--- BEGIN SOURCE DOCUMENT ---

Tuesday, January 20, 2015

Secular Parenting...In The News & I'm Loving It

secular parenting
Phil Zuckerman's Op Ed Piece in the LA Times called How Secular Family Values Stack Up, posted on January 16th, 2015 was one of those pieces in the news that didn't surprise ME, and that most religious parents will completely ignore.

Phil Zuckerman is a professor of sociology and secular studies at Pitzer College in Claremont California. I can only assume I would love one of his classes because his motto is one that is so similar to my own motto which is: Question Everything. Dr. Zuckerman's motto is Theory without data is myth: data without theory is madness. I checked out the good doctor's recent publications and I'm impressed. And I'll be going to Amazon in the near future for some good reads.


The piece called How Secular Family Values Stack Up is being talked up all over the internet. I haven't seen any Christian rebuttals and I plan on keeping it that way at this point. I'm going to leave it to you to read the article yourself (and I hope you do), but I have one paragraph that I, frankly, love and want to share:

The number of American children raised without religion has grown significantly since the 1950s, when fewer than 4% of Americans reported growing up in a nonreligious household, according to several recent national studies. That figure entered the double digits when a 2012 study showed that 11% of people born after 1970 said they had been raised in secular homes. This may help explain why 23% of adults in the U.S. claim to have no religion, and more than 30% of Americans between the ages of 18 and 29 say the same.

--- END SOURCE DOCUMENT ---

▶ **DIRECTIONS**: What motto does the blog post give for Phil Zuckerman? Answer from the blog post alone.

--- BEGIN EXTRACTED INFORMATION ---

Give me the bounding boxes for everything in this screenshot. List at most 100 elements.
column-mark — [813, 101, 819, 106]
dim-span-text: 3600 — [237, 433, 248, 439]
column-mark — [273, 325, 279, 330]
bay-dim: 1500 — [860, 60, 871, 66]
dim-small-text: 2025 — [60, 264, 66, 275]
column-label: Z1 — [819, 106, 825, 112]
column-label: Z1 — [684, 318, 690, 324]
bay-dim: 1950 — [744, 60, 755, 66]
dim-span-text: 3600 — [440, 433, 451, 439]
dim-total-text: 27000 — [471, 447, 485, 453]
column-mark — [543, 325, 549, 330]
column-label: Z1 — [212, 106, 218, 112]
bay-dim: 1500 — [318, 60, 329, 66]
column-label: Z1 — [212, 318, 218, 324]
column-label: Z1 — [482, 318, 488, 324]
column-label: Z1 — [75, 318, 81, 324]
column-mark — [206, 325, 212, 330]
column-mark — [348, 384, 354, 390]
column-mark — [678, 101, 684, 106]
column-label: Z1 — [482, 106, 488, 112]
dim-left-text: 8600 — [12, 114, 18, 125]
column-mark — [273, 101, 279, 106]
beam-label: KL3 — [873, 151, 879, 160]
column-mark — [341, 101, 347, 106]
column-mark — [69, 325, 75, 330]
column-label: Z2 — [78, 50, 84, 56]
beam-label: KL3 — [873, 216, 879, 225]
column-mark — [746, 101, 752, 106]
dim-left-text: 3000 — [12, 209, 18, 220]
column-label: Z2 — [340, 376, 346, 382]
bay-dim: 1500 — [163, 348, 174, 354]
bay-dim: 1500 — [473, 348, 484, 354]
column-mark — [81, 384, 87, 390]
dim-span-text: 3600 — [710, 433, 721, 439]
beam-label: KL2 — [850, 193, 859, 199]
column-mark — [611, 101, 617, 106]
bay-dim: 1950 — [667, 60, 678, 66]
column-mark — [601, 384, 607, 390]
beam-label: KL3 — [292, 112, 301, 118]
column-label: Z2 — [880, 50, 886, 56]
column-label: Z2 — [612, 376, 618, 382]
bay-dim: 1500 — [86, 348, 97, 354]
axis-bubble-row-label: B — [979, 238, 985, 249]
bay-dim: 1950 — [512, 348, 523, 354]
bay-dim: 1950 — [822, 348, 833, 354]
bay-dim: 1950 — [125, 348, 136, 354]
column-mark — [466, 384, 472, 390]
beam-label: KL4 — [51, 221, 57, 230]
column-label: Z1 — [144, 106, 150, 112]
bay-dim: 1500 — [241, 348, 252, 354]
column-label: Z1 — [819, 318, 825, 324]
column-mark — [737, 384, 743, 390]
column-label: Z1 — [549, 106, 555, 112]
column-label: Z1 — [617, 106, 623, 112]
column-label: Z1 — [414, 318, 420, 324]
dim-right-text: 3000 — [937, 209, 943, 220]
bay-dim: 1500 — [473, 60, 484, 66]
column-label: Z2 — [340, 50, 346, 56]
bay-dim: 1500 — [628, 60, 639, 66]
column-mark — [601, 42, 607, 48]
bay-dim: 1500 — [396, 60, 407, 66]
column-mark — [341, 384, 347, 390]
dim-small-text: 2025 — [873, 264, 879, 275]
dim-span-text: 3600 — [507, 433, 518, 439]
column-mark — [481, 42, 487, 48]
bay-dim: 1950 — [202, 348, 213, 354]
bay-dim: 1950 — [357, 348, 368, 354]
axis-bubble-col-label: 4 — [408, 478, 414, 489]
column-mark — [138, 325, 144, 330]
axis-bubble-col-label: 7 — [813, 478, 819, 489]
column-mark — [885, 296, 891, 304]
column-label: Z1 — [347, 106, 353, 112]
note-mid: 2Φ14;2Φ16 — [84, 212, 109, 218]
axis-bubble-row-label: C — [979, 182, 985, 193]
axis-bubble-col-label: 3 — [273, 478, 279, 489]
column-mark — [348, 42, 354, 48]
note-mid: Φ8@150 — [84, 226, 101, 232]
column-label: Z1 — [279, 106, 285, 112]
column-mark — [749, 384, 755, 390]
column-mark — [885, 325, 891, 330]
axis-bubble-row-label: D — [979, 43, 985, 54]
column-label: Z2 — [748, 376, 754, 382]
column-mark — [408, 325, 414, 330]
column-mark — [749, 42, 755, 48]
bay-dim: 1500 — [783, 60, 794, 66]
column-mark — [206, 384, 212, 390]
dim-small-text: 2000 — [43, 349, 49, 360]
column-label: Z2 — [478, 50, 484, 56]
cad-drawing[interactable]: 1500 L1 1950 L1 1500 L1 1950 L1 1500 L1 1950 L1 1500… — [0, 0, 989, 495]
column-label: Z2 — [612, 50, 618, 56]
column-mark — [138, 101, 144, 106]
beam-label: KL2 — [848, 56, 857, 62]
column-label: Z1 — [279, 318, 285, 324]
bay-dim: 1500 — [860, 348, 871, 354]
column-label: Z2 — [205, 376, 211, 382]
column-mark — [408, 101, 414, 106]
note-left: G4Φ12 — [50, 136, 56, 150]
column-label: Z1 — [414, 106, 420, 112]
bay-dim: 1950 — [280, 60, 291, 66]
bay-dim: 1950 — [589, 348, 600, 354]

--- END EXTRACTED INFORMATION ---

▶ **FULL ANSWER**: Theory without data is myth: data without theory is madness.